>>>
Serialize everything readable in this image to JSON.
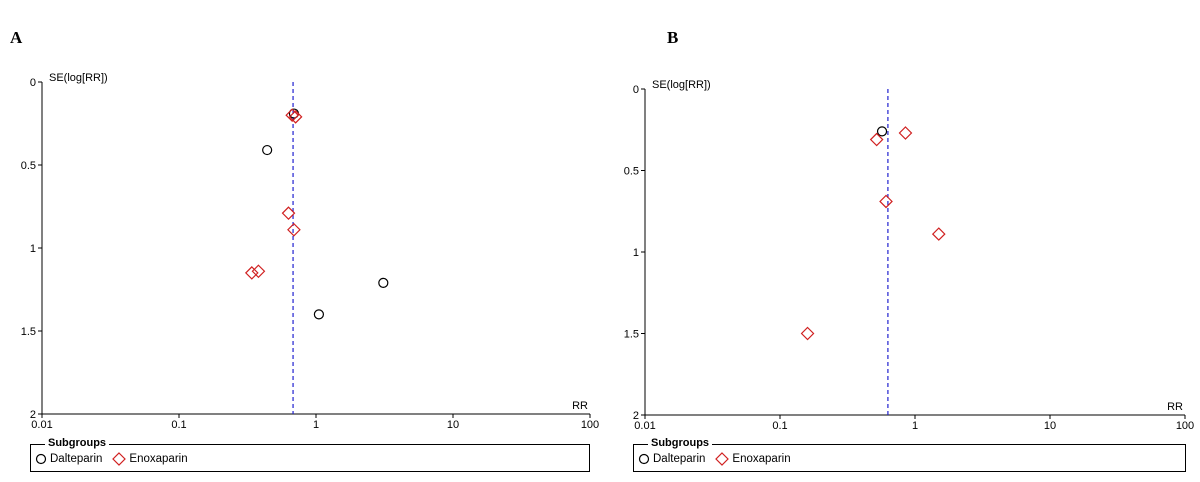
{
  "panels": {
    "a": {
      "letter": "A",
      "legend": {
        "title": "Subgroups",
        "items": [
          "Dalteparin",
          "Enoxaparin"
        ]
      }
    },
    "b": {
      "letter": "B",
      "legend": {
        "title": "Subgroups",
        "items": [
          "Dalteparin",
          "Enoxaparin"
        ]
      }
    }
  },
  "colors": {
    "dalteparin": "#000000",
    "enoxaparin": "#d02020",
    "pooled_line": "#2020d0"
  },
  "chart_data": [
    {
      "type": "scatter",
      "panel": "A",
      "xlabel": "RR",
      "ylabel": "SE(log[RR])",
      "x_scale": "log",
      "xlim": [
        0.01,
        100
      ],
      "ylim": [
        0,
        2
      ],
      "y_inverted": true,
      "x_ticks": [
        "0.01",
        "0.1",
        "1",
        "10",
        "100"
      ],
      "y_ticks": [
        "0",
        "0.5",
        "1",
        "1.5",
        "2"
      ],
      "reference_line_x": 0.68,
      "series": [
        {
          "name": "Dalteparin",
          "marker": "circle",
          "points": [
            [
              0.69,
              0.19
            ],
            [
              0.44,
              0.41
            ],
            [
              1.05,
              1.4
            ],
            [
              3.1,
              1.21
            ]
          ]
        },
        {
          "name": "Enoxaparin",
          "marker": "diamond",
          "points": [
            [
              0.67,
              0.2
            ],
            [
              0.71,
              0.21
            ],
            [
              0.63,
              0.79
            ],
            [
              0.69,
              0.89
            ],
            [
              0.34,
              1.15
            ],
            [
              0.38,
              1.14
            ]
          ]
        }
      ]
    },
    {
      "type": "scatter",
      "panel": "B",
      "xlabel": "RR",
      "ylabel": "SE(log[RR])",
      "x_scale": "log",
      "xlim": [
        0.01,
        100
      ],
      "ylim": [
        0,
        2
      ],
      "y_inverted": true,
      "x_ticks": [
        "0.01",
        "0.1",
        "1",
        "10",
        "100"
      ],
      "y_ticks": [
        "0",
        "0.5",
        "1",
        "1.5",
        "2"
      ],
      "reference_line_x": 0.63,
      "series": [
        {
          "name": "Dalteparin",
          "marker": "circle",
          "points": [
            [
              0.57,
              0.26
            ]
          ]
        },
        {
          "name": "Enoxaparin",
          "marker": "diamond",
          "points": [
            [
              0.52,
              0.31
            ],
            [
              0.85,
              0.27
            ],
            [
              0.61,
              0.69
            ],
            [
              1.5,
              0.89
            ],
            [
              0.16,
              1.5
            ]
          ]
        }
      ]
    }
  ]
}
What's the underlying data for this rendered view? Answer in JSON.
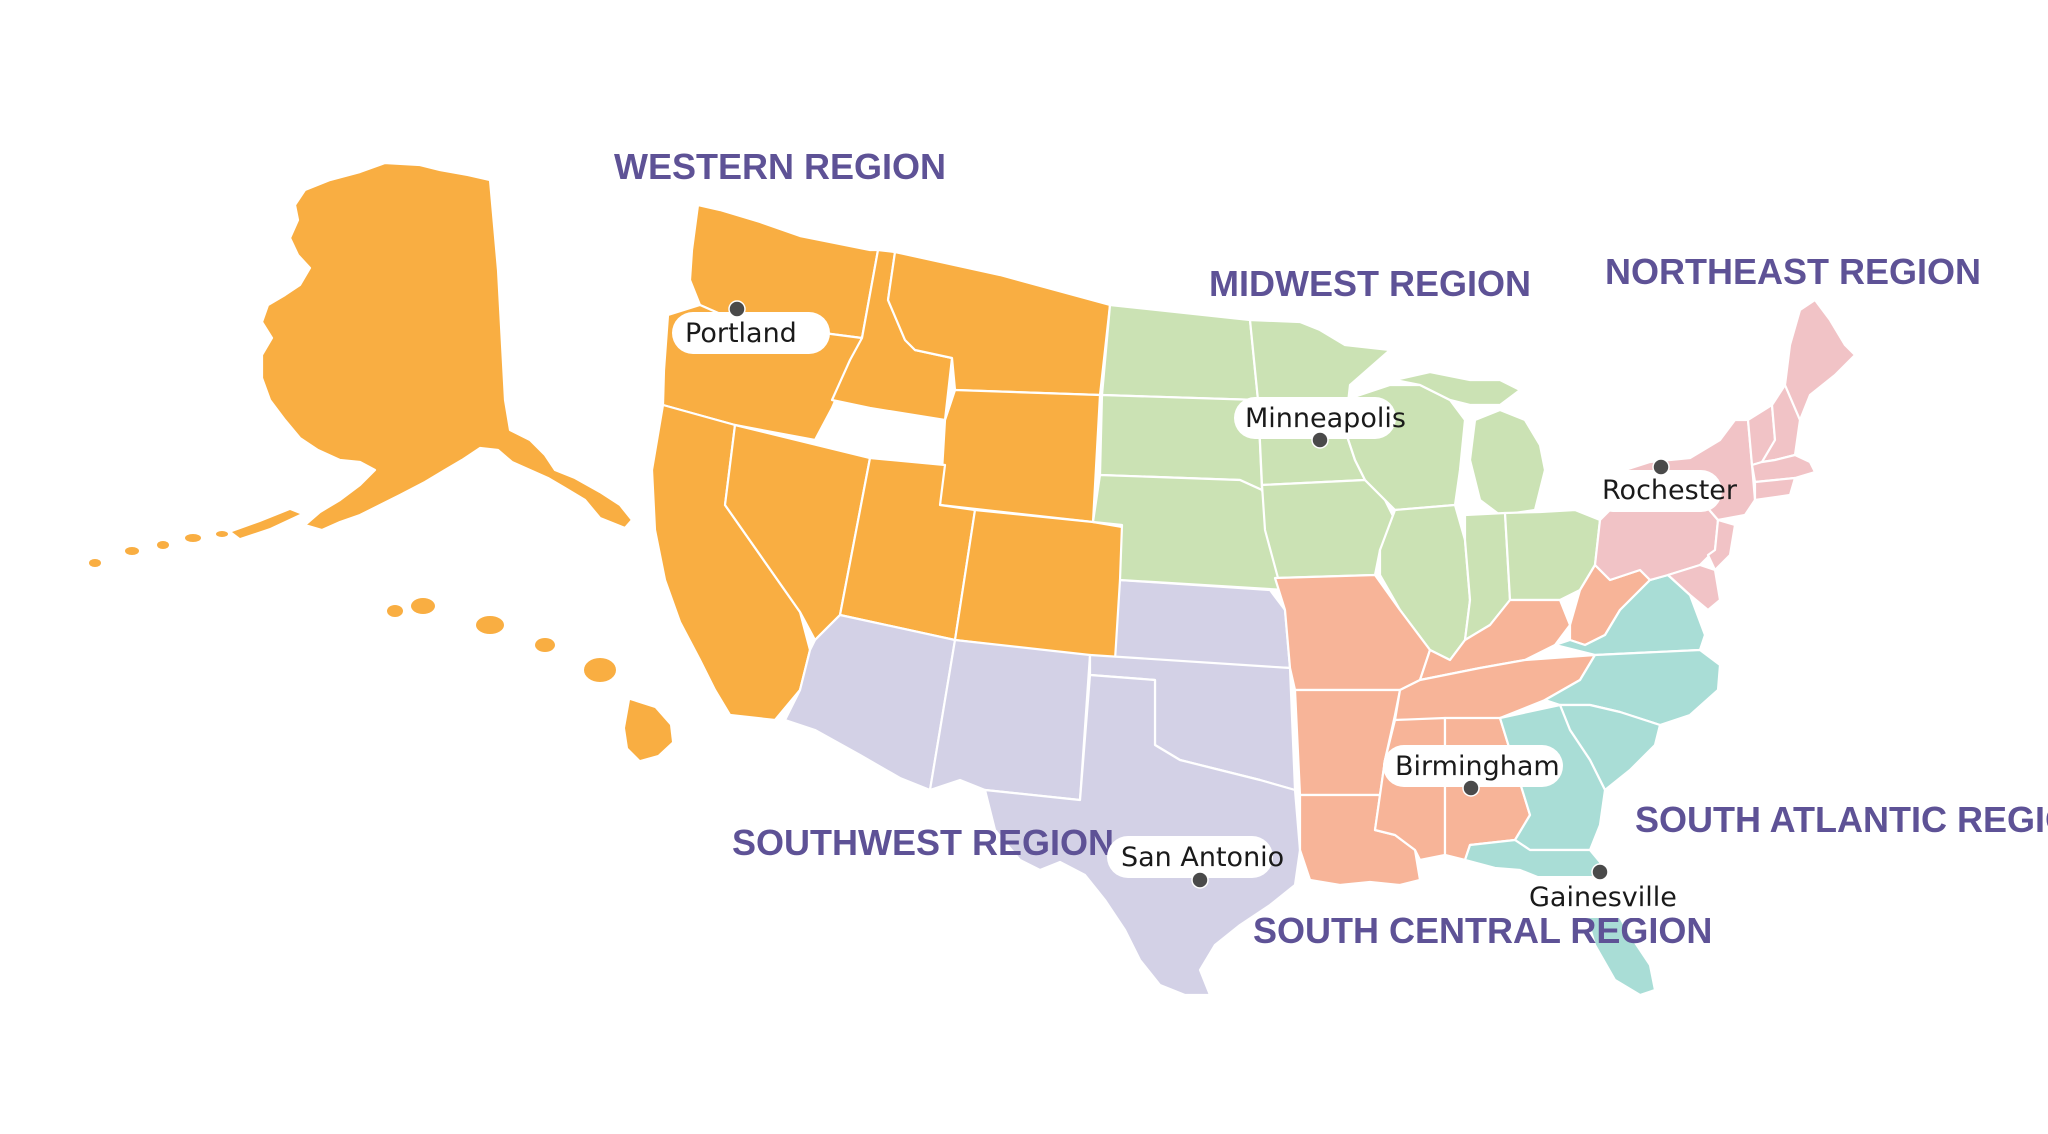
{
  "colors": {
    "western": "#f9ae42",
    "midwest": "#cbe2b4",
    "northeast": "#f1c3c6",
    "southwest": "#d3d1e6",
    "south_central": "#f7b498",
    "south_atlantic": "#a9ddd6",
    "label": "#5e5296",
    "dot": "#4a4a4a"
  },
  "regions": {
    "western": "WESTERN REGION",
    "midwest": "MIDWEST REGION",
    "northeast": "NORTHEAST REGION",
    "southwest": "SOUTHWEST REGION",
    "south_central": "SOUTH CENTRAL REGION",
    "south_atlantic": "SOUTH ATLANTIC REGION"
  },
  "cities": {
    "portland": "Portland",
    "minneapolis": "Minneapolis",
    "rochester": "Rochester",
    "birmingham": "Birmingham",
    "san_antonio": "San Antonio",
    "gainesville": "Gainesville"
  }
}
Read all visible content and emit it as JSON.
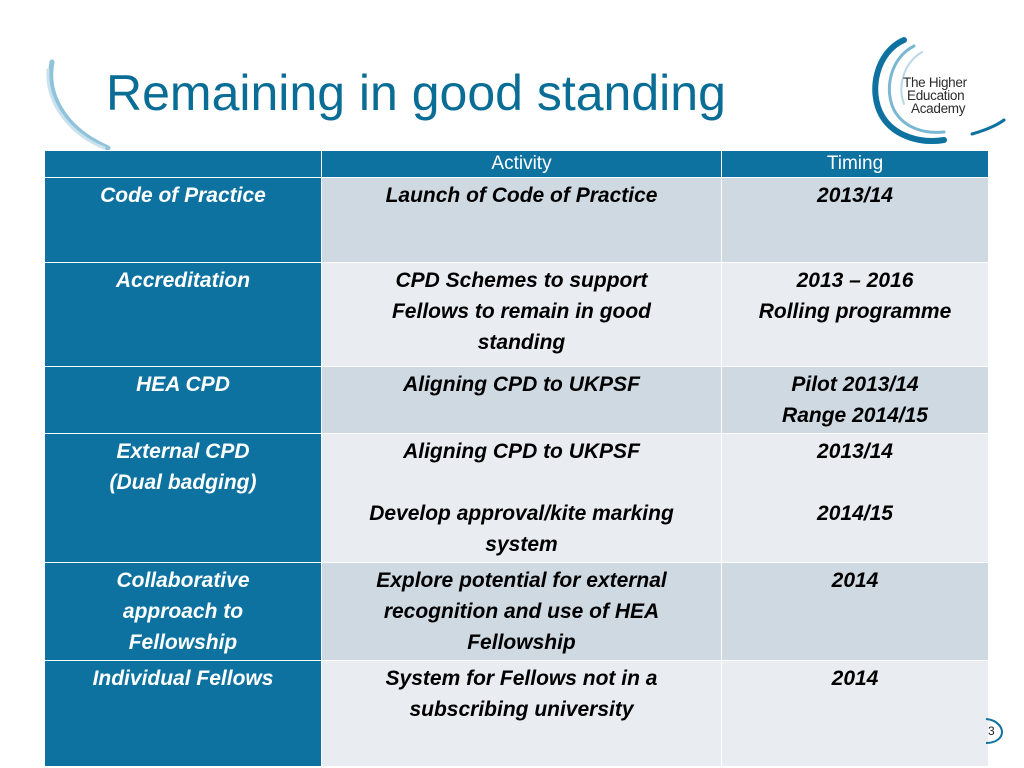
{
  "slide": {
    "title": "Remaining in good standing",
    "page_number": "3",
    "accent_color": "#0d72a0",
    "title_color": "#0a6d96"
  },
  "logo": {
    "lines": [
      "The Higher",
      "Education",
      "Academy"
    ]
  },
  "table": {
    "headers": [
      "",
      "Activity",
      "Timing"
    ],
    "rows": [
      {
        "area": [
          "Code of Practice"
        ],
        "activity": [
          [
            "Launch of Code of Practice"
          ]
        ],
        "timing": [
          [
            "2013/14"
          ]
        ]
      },
      {
        "area": [
          "Accreditation"
        ],
        "activity": [
          [
            "CPD Schemes to support",
            "Fellows to remain in good",
            "standing"
          ]
        ],
        "timing": [
          [
            "2013 – 2016",
            "Rolling programme"
          ]
        ]
      },
      {
        "area": [
          "HEA CPD"
        ],
        "activity": [
          [
            "Aligning CPD to UKPSF"
          ]
        ],
        "timing": [
          [
            "Pilot 2013/14",
            "Range 2014/15"
          ]
        ]
      },
      {
        "area": [
          "External CPD",
          "(Dual badging)"
        ],
        "activity": [
          [
            "Aligning CPD to UKPSF"
          ],
          [
            "Develop approval/kite marking",
            "system"
          ]
        ],
        "timing": [
          [
            "2013/14"
          ],
          [
            "2014/15"
          ]
        ]
      },
      {
        "area": [
          "Collaborative",
          "approach to",
          "Fellowship"
        ],
        "activity": [
          [
            "Explore potential for external",
            "recognition and use of HEA",
            "Fellowship"
          ]
        ],
        "timing": [
          [
            "2014"
          ]
        ]
      },
      {
        "area": [
          "Individual Fellows"
        ],
        "activity": [
          [
            "System for Fellows not in a",
            "subscribing university"
          ]
        ],
        "timing": [
          [
            "2014"
          ]
        ]
      }
    ]
  }
}
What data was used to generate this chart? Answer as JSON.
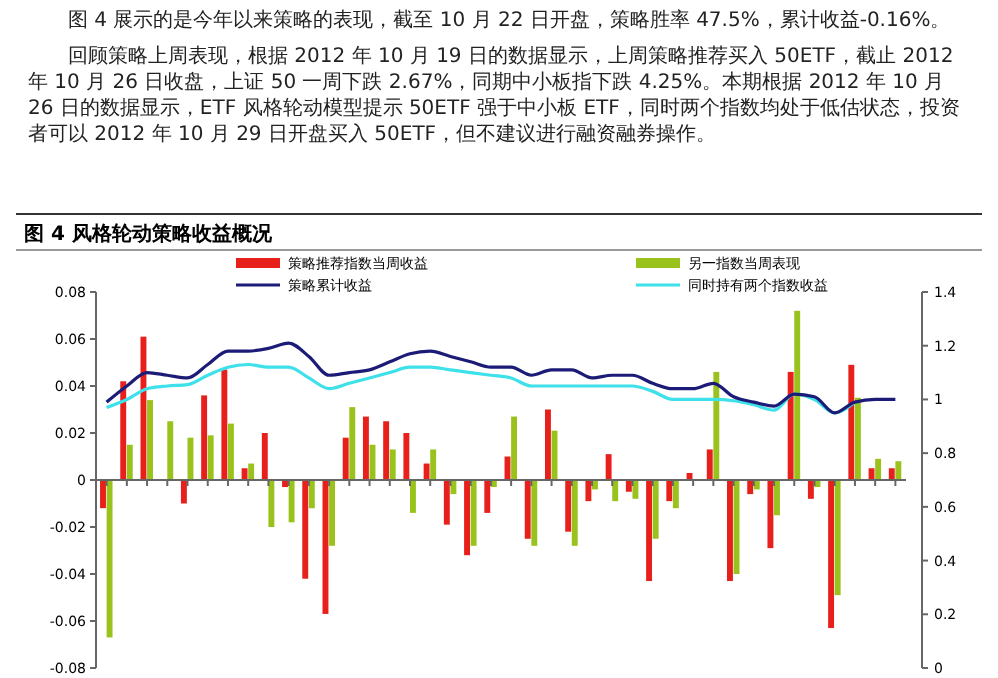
{
  "chart_data": {
    "type": "bar",
    "title": "图 4 风格轮动策略收益概况",
    "annotations": [
      "图 4 展示的是今年以来策略的表现，截至 10 月 22 日开盘，策略胜率 47.5%，累计收益-0.16%。",
      "回顾策略上周表现，根据 2012 年 10 月 19 日的数据显示，上周策略推荐买入 50ETF，截止 2012 年 10 月 26 日收盘，上证 50 一周下跌 2.67%，同期中小板指下跌 4.25%。本期根据 2012 年 10 月 26 日的数据显示，ETF 风格轮动模型提示 50ETF 强于中小板 ETF，同时两个指数均处于低估状态，投资者可以 2012 年 10 月 29 日开盘买入 50ETF，但不建议进行融资融券操作。"
    ],
    "categories": [
      null,
      null,
      null,
      null,
      null,
      null,
      null,
      null,
      null,
      null,
      null,
      null,
      null,
      null,
      null,
      null,
      null,
      null,
      null,
      null,
      null,
      null,
      null,
      null,
      null,
      null,
      null,
      null,
      null,
      null,
      null,
      null,
      null,
      null,
      null,
      null,
      null,
      null,
      null,
      null
    ],
    "series": [
      {
        "name": "策略推荐指数当周收益",
        "color": "#e8201c",
        "values": [
          -0.012,
          0.042,
          0.061,
          null,
          -0.01,
          0.036,
          0.047,
          0.005,
          0.02,
          -0.003,
          -0.042,
          -0.057,
          0.018,
          0.027,
          0.025,
          0.02,
          0.007,
          -0.019,
          -0.032,
          -0.014,
          0.01,
          -0.025,
          0.03,
          -0.022,
          -0.009,
          0.011,
          -0.005,
          -0.043,
          -0.009,
          0.003,
          0.013,
          -0.043,
          -0.006,
          -0.029,
          0.046,
          -0.008,
          -0.063,
          0.049,
          0.005,
          0.005
        ]
      },
      {
        "name": "另一指数当周表现",
        "color": "#99c31c",
        "values": [
          -0.067,
          0.015,
          0.034,
          0.025,
          0.018,
          0.019,
          0.024,
          0.007,
          -0.02,
          -0.018,
          -0.012,
          -0.028,
          0.031,
          0.015,
          0.013,
          -0.014,
          0.013,
          -0.006,
          -0.028,
          -0.003,
          0.027,
          -0.028,
          0.021,
          -0.028,
          -0.004,
          -0.009,
          -0.008,
          -0.025,
          -0.012,
          null,
          0.046,
          -0.04,
          -0.004,
          -0.015,
          0.072,
          -0.003,
          -0.049,
          0.035,
          0.009,
          0.008
        ]
      },
      {
        "name": "策略累计收益",
        "type": "line",
        "axis": "y2",
        "color": "#1c1c78",
        "values": [
          0.99,
          1.05,
          1.1,
          1.09,
          1.08,
          1.13,
          1.18,
          1.18,
          1.19,
          1.21,
          1.16,
          1.09,
          1.1,
          1.11,
          1.14,
          1.17,
          1.18,
          1.16,
          1.14,
          1.12,
          1.12,
          1.09,
          1.11,
          1.11,
          1.08,
          1.09,
          1.09,
          1.06,
          1.04,
          1.04,
          1.06,
          1.01,
          0.99,
          0.975,
          1.02,
          1.01,
          0.95,
          0.99,
          1.0,
          1.0
        ]
      },
      {
        "name": "同时持有两个指数收益",
        "type": "line",
        "axis": "y2",
        "color": "#3ee0ea",
        "values": [
          0.97,
          1.0,
          1.04,
          1.05,
          1.055,
          1.09,
          1.12,
          1.13,
          1.12,
          1.12,
          1.08,
          1.04,
          1.06,
          1.08,
          1.1,
          1.12,
          1.12,
          1.11,
          1.1,
          1.09,
          1.08,
          1.05,
          1.05,
          1.05,
          1.05,
          1.05,
          1.05,
          1.03,
          1.0,
          1.0,
          1.0,
          0.995,
          0.98,
          0.96,
          1.02,
          1.0,
          0.95,
          0.99,
          null,
          null
        ]
      }
    ],
    "ylim": [
      -0.08,
      0.08
    ],
    "yticks": [
      -0.08,
      -0.06,
      -0.04,
      -0.02,
      0,
      0.02,
      0.04,
      0.06,
      0.08
    ],
    "y2lim": [
      0,
      1.4
    ],
    "y2ticks": [
      0,
      0.2,
      0.4,
      0.6,
      0.8,
      1,
      1.2,
      1.4
    ],
    "legend": "top"
  }
}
<<<
_Task brief_
Copy all lines from the data that hold the word "northeast".

_Reply to the exercise_
    "northeast": "#f1c3c6",
    "northeast": "NORTHEAST REGION",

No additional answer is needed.